Data records:

——————————

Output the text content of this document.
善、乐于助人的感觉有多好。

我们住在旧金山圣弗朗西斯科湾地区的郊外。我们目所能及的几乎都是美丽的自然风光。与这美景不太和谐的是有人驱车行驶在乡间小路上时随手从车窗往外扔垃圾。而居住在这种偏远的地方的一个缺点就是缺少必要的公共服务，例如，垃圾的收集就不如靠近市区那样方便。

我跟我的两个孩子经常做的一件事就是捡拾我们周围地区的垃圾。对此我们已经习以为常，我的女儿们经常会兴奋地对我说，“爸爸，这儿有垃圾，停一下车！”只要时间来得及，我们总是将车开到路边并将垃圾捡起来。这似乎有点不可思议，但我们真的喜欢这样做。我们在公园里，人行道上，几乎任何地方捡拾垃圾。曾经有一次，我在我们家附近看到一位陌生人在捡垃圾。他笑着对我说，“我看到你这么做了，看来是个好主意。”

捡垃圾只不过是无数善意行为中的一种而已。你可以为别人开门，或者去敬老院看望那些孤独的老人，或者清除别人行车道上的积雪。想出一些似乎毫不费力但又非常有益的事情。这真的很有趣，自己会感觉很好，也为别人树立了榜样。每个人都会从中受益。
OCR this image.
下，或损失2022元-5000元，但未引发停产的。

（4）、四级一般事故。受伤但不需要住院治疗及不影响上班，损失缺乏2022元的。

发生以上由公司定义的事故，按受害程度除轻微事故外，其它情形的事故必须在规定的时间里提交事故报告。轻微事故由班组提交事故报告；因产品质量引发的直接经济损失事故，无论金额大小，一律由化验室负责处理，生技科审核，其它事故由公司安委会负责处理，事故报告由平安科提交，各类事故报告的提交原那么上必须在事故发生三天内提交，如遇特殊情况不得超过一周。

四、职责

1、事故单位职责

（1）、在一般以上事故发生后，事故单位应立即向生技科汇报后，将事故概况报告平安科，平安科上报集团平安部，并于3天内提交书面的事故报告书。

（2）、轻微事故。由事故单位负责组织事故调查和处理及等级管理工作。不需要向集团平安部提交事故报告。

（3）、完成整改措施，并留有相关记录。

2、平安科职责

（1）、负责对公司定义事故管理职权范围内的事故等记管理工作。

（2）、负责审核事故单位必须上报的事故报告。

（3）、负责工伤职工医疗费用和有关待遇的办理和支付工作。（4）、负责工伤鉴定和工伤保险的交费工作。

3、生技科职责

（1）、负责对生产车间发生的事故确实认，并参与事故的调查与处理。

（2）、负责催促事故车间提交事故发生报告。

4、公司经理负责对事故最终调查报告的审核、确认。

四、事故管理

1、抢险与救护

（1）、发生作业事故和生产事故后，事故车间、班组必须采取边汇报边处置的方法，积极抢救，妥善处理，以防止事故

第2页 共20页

——————————

- WHAT TO PRODUCE
Using the material above, report each line where "this" occurs.

- RESPONSE
Output the text content of this document.
OCR this image.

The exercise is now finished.